- [Exercise goal] Search the material below for the word "geerntet". Copy every line that has it.

------ Source records

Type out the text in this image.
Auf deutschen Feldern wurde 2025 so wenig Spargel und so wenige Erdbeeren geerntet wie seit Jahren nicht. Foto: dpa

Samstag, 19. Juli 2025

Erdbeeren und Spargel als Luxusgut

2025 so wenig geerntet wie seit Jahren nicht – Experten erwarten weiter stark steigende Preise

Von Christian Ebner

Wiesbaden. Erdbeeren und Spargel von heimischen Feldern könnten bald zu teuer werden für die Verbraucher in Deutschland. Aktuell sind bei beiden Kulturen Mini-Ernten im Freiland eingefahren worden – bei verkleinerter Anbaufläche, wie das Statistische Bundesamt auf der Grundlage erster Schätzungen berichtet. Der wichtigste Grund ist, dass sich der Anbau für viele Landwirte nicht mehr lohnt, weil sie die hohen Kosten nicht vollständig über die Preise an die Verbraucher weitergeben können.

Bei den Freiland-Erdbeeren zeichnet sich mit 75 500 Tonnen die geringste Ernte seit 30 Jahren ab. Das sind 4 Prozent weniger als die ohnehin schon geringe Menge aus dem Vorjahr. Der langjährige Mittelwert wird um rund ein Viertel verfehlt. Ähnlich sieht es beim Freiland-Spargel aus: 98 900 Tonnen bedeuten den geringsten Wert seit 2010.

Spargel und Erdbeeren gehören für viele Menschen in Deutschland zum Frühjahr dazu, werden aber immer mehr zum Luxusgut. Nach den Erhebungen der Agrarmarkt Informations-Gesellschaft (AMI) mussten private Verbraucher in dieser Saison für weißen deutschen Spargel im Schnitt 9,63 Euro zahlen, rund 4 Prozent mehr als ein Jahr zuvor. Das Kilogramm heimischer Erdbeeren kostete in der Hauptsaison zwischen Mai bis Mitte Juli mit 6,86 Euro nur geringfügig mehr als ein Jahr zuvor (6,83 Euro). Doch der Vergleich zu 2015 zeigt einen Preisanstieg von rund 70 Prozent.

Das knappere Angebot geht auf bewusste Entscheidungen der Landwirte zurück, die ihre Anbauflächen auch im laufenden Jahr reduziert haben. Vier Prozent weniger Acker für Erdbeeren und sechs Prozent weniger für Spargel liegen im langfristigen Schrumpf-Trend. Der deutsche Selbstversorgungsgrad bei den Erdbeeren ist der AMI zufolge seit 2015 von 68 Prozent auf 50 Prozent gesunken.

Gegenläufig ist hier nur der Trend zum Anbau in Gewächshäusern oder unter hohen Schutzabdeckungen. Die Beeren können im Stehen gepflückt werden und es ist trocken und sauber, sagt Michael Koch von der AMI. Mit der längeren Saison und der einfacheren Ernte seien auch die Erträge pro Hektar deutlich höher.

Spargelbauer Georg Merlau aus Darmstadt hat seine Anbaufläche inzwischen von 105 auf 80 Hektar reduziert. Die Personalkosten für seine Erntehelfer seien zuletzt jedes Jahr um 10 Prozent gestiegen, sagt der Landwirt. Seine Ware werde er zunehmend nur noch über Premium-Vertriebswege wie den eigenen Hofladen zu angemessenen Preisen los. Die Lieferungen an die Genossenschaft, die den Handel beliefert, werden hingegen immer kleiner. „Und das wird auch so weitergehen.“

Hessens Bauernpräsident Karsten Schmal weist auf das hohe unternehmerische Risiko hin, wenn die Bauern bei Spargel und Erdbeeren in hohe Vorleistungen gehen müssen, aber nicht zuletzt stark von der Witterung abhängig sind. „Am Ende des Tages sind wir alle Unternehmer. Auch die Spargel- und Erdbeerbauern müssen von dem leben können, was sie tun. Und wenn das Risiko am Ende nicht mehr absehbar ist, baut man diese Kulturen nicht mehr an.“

------------

- [Result of this exercise]
Auf deutschen Feldern wurde 2025 so wenig Spargel und so wenige Erdbeeren geerntet wie seit Jahren nicht. Foto: dpa
2025 so wenig geerntet wie seit Jahren nicht – Experten erwarten weiter stark steigende Preise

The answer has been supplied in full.